Recorded information:
>> START

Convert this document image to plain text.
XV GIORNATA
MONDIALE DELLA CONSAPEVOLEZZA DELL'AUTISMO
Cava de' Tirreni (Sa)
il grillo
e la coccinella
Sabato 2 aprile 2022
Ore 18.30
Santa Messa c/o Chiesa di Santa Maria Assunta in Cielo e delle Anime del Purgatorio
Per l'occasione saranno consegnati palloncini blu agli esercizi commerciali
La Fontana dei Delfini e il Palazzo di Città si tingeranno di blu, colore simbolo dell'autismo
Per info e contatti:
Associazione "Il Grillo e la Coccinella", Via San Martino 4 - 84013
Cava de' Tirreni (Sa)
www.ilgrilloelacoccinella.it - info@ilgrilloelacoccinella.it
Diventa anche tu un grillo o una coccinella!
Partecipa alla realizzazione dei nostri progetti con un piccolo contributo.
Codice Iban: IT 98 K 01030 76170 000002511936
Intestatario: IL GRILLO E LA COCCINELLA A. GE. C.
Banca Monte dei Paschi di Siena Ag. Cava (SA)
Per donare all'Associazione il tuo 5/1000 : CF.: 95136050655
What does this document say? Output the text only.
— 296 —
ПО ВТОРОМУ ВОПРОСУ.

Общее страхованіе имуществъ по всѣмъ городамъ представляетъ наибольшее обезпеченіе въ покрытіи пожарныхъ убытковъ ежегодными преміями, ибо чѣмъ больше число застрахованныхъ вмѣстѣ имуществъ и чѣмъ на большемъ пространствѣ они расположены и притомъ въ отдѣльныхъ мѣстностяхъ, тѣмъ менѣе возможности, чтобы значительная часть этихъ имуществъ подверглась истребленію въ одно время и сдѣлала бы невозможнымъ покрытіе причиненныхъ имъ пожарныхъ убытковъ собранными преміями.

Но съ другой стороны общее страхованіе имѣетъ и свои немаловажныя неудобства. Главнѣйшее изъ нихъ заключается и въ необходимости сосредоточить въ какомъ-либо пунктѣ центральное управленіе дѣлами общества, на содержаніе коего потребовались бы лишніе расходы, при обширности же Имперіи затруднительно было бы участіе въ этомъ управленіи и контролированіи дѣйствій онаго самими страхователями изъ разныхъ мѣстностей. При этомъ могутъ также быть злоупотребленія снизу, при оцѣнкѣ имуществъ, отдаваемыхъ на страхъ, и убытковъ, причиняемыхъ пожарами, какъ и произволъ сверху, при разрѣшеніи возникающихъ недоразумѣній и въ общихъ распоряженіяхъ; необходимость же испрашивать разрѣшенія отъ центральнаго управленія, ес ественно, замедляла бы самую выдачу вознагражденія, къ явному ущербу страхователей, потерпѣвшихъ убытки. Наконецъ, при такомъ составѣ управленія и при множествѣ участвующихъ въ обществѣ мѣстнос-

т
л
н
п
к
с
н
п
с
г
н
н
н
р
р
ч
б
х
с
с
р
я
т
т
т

>> END

Task statement: Write the data back out verbatim.

Result of the exercise:
Convert this document image to plain text.
XV GIORNATA
MONDIALE DELLA CONSAPEVOLEZZA DELL'AUTISMO
Cava de' Tirreni (Sa)
il grillo
e la coccinella
Sabato 2 aprile 2022
Ore 18.30
Santa Messa c/o Chiesa di Santa Maria Assunta in Cielo e delle Anime del Purgatorio
Per l'occasione saranno consegnati palloncini blu agli esercizi commerciali
La Fontana dei Delfini e il Palazzo di Città si tingeranno di blu, colore simbolo dell'autismo
Per info e contatti:
Associazione "Il Grillo e la Coccinella", Via San Martino 4 - 84013
Cava de' Tirreni (Sa)
www.ilgrilloelacoccinella.it - info@ilgrilloelacoccinella.it
Diventa anche tu un grillo o una coccinella!
Partecipa alla realizzazione dei nostri progetti con un piccolo contributo.
Codice Iban: IT 98 K 01030 76170 000002511936
Intestatario: IL GRILLO E LA COCCINELLA A. GE. C.
Banca Monte dei Paschi di Siena Ag. Cava (SA)
Per donare all'Associazione il tuo 5/1000 : CF.: 95136050655
What does this document say? Output the text only.
— 296 —
ПО ВТОРОМУ ВОПРОСУ.

Общее страхованіе имуществъ по всѣмъ городамъ представляетъ наибольшее обезпеченіе въ покрытіи пожарныхъ убытковъ ежегодными преміями, ибо чѣмъ больше число застрахованныхъ вмѣстѣ имуществъ и чѣмъ на большемъ пространствѣ они расположены и притомъ въ отдѣльныхъ мѣстностяхъ, тѣмъ менѣе возможности, чтобы значительная часть этихъ имуществъ подверглась истребленію въ одно время и сдѣлала бы невозможнымъ покрытіе причиненныхъ имъ пожарныхъ убытковъ собранными преміями.

Но съ другой стороны общее страхованіе имѣетъ и свои немаловажныя неудобства. Главнѣйшее изъ нихъ заключается и въ необходимости сосредоточить въ какомъ-либо пунктѣ центральное управленіе дѣлами общества, на содержаніе коего потребовались бы лишніе расходы, при обширности же Имперіи затруднительно было бы участіе въ этомъ управленіи и контролированіи дѣйствій онаго самими страхователями изъ разныхъ мѣстностей. При этомъ могутъ также быть злоупотребленія снизу, при оцѣнкѣ имуществъ, отдаваемыхъ на страхъ, и убытковъ, причиняемыхъ пожарами, какъ и произволъ сверху, при разрѣшеніи возникающихъ недоразумѣній и въ общихъ распоряженіяхъ; необходимость же испрашивать разрѣшенія отъ центральнаго управленія, ес ественно, замедляла бы самую выдачу вознагражденія, къ явному ущербу страхователей, потерпѣвшихъ убытки. Наконецъ, при такомъ составѣ управленія и при множествѣ участвующихъ въ обществѣ мѣстнос-

т
л
н
п
к
с
н
п
с
г
н
н
н
р
р
ч
б
х
с
с
р
я
т
т
т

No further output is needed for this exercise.